Recorded data:

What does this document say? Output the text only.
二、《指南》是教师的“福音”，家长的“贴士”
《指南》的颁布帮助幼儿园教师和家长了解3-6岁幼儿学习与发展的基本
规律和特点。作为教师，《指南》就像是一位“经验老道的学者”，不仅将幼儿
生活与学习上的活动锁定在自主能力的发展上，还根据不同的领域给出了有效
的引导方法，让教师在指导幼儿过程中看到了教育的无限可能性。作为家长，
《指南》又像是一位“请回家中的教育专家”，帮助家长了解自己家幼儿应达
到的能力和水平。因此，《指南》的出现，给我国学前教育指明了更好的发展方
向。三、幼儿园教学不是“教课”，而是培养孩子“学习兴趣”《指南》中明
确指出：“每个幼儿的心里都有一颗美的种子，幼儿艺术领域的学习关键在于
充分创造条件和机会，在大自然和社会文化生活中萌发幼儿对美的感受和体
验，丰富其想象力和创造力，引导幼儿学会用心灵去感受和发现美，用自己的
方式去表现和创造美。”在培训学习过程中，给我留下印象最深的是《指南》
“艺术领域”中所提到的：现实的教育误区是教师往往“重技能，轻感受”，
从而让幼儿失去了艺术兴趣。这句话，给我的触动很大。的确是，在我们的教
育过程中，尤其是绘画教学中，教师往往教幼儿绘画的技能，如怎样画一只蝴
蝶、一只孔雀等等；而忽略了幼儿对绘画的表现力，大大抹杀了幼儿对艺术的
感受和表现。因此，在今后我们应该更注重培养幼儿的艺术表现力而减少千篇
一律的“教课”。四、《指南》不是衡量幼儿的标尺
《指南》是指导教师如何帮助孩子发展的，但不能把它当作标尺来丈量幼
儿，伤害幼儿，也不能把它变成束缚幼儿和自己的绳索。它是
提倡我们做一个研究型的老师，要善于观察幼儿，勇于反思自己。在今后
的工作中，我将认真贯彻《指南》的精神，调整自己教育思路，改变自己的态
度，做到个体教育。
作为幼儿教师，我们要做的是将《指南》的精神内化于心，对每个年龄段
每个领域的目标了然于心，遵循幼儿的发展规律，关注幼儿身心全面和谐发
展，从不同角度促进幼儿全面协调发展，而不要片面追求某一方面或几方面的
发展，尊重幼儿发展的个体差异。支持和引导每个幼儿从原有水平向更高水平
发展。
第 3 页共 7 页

--- Goal of the exercise ---
Repeat the entries shown above, every one, word for word.

--- Written reply ---
What does this document say? Output the text only.
二、《指南》是教师的“福音”，家长的“贴士”
《指南》的颁布帮助幼儿园教师和家长了解3-6岁幼儿学习与发展的基本
规律和特点。作为教师，《指南》就像是一位“经验老道的学者”，不仅将幼儿
生活与学习上的活动锁定在自主能力的发展上，还根据不同的领域给出了有效
的引导方法，让教师在指导幼儿过程中看到了教育的无限可能性。作为家长，
《指南》又像是一位“请回家中的教育专家”，帮助家长了解自己家幼儿应达
到的能力和水平。因此，《指南》的出现，给我国学前教育指明了更好的发展方
向。三、幼儿园教学不是“教课”，而是培养孩子“学习兴趣”《指南》中明
确指出：“每个幼儿的心里都有一颗美的种子，幼儿艺术领域的学习关键在于
充分创造条件和机会，在大自然和社会文化生活中萌发幼儿对美的感受和体
验，丰富其想象力和创造力，引导幼儿学会用心灵去感受和发现美，用自己的
方式去表现和创造美。”在培训学习过程中，给我留下印象最深的是《指南》
“艺术领域”中所提到的：现实的教育误区是教师往往“重技能，轻感受”，
从而让幼儿失去了艺术兴趣。这句话，给我的触动很大。的确是，在我们的教
育过程中，尤其是绘画教学中，教师往往教幼儿绘画的技能，如怎样画一只蝴
蝶、一只孔雀等等；而忽略了幼儿对绘画的表现力，大大抹杀了幼儿对艺术的
感受和表现。因此，在今后我们应该更注重培养幼儿的艺术表现力而减少千篇
一律的“教课”。四、《指南》不是衡量幼儿的标尺
《指南》是指导教师如何帮助孩子发展的，但不能把它当作标尺来丈量幼
儿，伤害幼儿，也不能把它变成束缚幼儿和自己的绳索。它是
提倡我们做一个研究型的老师，要善于观察幼儿，勇于反思自己。在今后
的工作中，我将认真贯彻《指南》的精神，调整自己教育思路，改变自己的态
度，做到个体教育。
作为幼儿教师，我们要做的是将《指南》的精神内化于心，对每个年龄段
每个领域的目标了然于心，遵循幼儿的发展规律，关注幼儿身心全面和谐发
展，从不同角度促进幼儿全面协调发展，而不要片面追求某一方面或几方面的
发展，尊重幼儿发展的个体差异。支持和引导每个幼儿从原有水平向更高水平
发展。
第 3 页共 7 页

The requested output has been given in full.